#### [EXERCISE PROMPT]
Skip every image and restate the data word for word.
===== DATA RECORDS
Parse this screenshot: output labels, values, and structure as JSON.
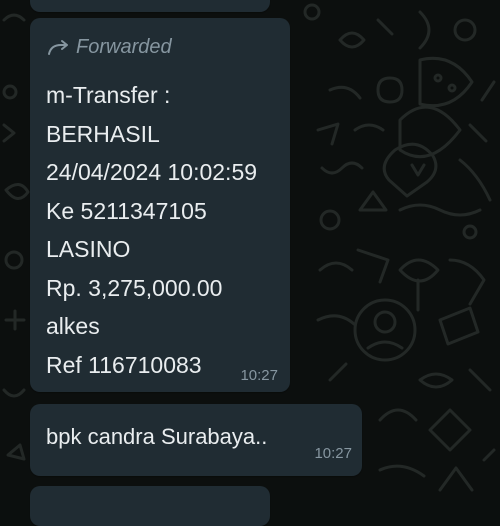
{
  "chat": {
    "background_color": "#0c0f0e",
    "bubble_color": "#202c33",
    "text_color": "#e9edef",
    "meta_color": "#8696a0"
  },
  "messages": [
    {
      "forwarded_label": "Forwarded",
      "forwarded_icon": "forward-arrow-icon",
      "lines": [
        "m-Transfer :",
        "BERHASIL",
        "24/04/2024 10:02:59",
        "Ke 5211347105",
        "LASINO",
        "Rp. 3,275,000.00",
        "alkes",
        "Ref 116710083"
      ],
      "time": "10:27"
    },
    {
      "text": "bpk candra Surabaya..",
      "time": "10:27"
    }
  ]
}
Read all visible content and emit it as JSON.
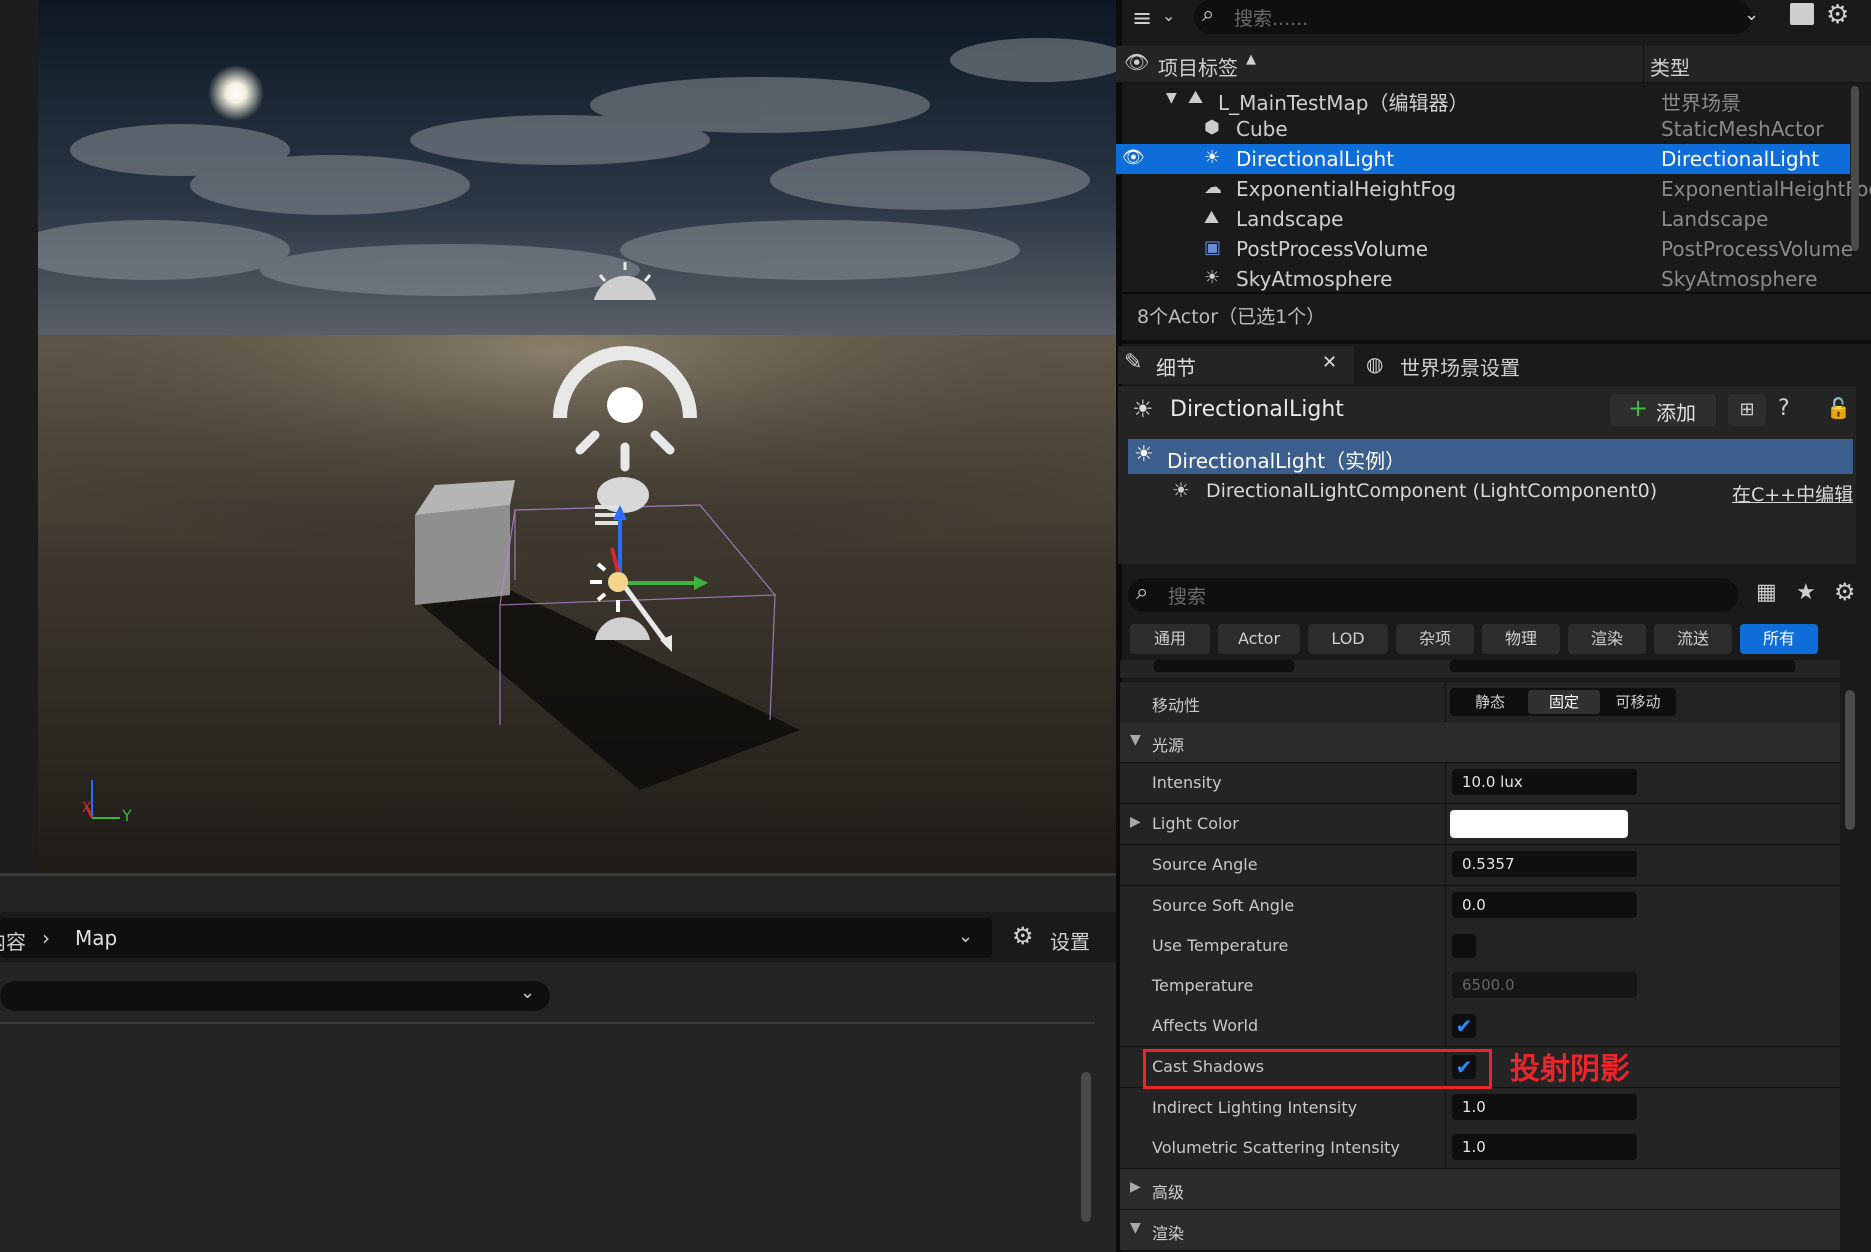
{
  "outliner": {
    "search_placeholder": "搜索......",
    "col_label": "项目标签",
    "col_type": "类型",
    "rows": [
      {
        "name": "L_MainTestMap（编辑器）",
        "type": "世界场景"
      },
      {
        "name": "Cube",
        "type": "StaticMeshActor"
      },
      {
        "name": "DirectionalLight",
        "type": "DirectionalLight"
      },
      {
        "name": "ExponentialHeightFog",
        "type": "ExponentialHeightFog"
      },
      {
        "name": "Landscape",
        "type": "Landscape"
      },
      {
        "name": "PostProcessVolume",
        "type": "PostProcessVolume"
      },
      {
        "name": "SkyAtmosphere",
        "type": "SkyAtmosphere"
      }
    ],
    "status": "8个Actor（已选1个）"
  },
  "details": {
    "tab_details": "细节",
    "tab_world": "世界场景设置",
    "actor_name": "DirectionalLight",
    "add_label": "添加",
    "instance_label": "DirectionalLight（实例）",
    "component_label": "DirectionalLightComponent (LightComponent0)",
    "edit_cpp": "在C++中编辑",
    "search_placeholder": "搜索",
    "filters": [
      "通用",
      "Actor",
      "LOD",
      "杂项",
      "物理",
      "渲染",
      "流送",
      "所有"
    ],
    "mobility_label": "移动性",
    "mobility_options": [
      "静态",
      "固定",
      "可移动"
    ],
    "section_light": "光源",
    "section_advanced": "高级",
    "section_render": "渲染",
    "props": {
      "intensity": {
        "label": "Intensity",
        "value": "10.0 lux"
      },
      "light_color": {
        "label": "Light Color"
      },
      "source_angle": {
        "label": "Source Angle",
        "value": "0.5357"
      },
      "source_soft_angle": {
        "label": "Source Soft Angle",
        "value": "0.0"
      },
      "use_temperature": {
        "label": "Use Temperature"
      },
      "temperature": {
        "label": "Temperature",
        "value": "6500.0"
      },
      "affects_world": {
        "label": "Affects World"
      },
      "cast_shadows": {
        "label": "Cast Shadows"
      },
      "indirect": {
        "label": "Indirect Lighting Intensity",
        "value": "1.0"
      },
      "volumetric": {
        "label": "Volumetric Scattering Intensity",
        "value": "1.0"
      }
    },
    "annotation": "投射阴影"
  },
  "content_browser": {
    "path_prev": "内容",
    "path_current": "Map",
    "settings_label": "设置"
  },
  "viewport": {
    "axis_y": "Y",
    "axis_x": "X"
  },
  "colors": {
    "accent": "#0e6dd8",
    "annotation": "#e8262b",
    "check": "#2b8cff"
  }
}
==========
#### [EXERCISE RESPONSE]
Parse this screenshot: output labels, values, and structure as JSON.
{
  "chat": {
    "background_color": "#0c0f0e",
    "bubble_color": "#202c33",
    "text_color": "#e9edef",
    "meta_color": "#8696a0"
  },
  "messages": [
    {
      "forwarded_label": "Forwarded",
      "forwarded_icon": "forward-arrow-icon",
      "lines": [
        "m-Transfer :",
        "BERHASIL",
        "24/04/2024 10:02:59",
        "Ke 5211347105",
        "LASINO",
        "Rp. 3,275,000.00",
        "alkes",
        "Ref 116710083"
      ],
      "time": "10:27"
    },
    {
      "text": "bpk candra Surabaya..",
      "time": "10:27"
    }
  ]
}
Read all visible content and emit it as JSON.
{
  "outliner": {
    "search_placeholder": "搜索......",
    "col_label": "项目标签",
    "col_type": "类型",
    "rows": [
      {
        "name": "L_MainTestMap（编辑器）",
        "type": "世界场景"
      },
      {
        "name": "Cube",
        "type": "StaticMeshActor"
      },
      {
        "name": "DirectionalLight",
        "type": "DirectionalLight"
      },
      {
        "name": "ExponentialHeightFog",
        "type": "ExponentialHeightFog"
      },
      {
        "name": "Landscape",
        "type": "Landscape"
      },
      {
        "name": "PostProcessVolume",
        "type": "PostProcessVolume"
      },
      {
        "name": "SkyAtmosphere",
        "type": "SkyAtmosphere"
      }
    ],
    "status": "8个Actor（已选1个）"
  },
  "details": {
    "tab_details": "细节",
    "tab_world": "世界场景设置",
    "actor_name": "DirectionalLight",
    "add_label": "添加",
    "instance_label": "DirectionalLight（实例）",
    "component_label": "DirectionalLightComponent (LightComponent0)",
    "edit_cpp": "在C++中编辑",
    "search_placeholder": "搜索",
    "filters": [
      "通用",
      "Actor",
      "LOD",
      "杂项",
      "物理",
      "渲染",
      "流送",
      "所有"
    ],
    "mobility_label": "移动性",
    "mobility_options": [
      "静态",
      "固定",
      "可移动"
    ],
    "section_light": "光源",
    "section_advanced": "高级",
    "section_render": "渲染",
    "props": {
      "intensity": {
        "label": "Intensity",
        "value": "10.0 lux"
      },
      "light_color": {
        "label": "Light Color"
      },
      "source_angle": {
        "label": "Source Angle",
        "value": "0.5357"
      },
      "source_soft_angle": {
        "label": "Source Soft Angle",
        "value": "0.0"
      },
      "use_temperature": {
        "label": "Use Temperature"
      },
      "temperature": {
        "label": "Temperature",
        "value": "6500.0"
      },
      "affects_world": {
        "label": "Affects World"
      },
      "cast_shadows": {
        "label": "Cast Shadows"
      },
      "indirect": {
        "label": "Indirect Lighting Intensity",
        "value": "1.0"
      },
      "volumetric": {
        "label": "Volumetric Scattering Intensity",
        "value": "1.0"
      }
    },
    "annotation": "投射阴影"
  },
  "content_browser": {
    "path_prev": "内容",
    "path_current": "Map",
    "settings_label": "设置"
  },
  "viewport": {
    "axis_y": "Y",
    "axis_x": "X"
  },
  "colors": {
    "accent": "#0e6dd8",
    "annotation": "#e8262b",
    "check": "#2b8cff"
  }
}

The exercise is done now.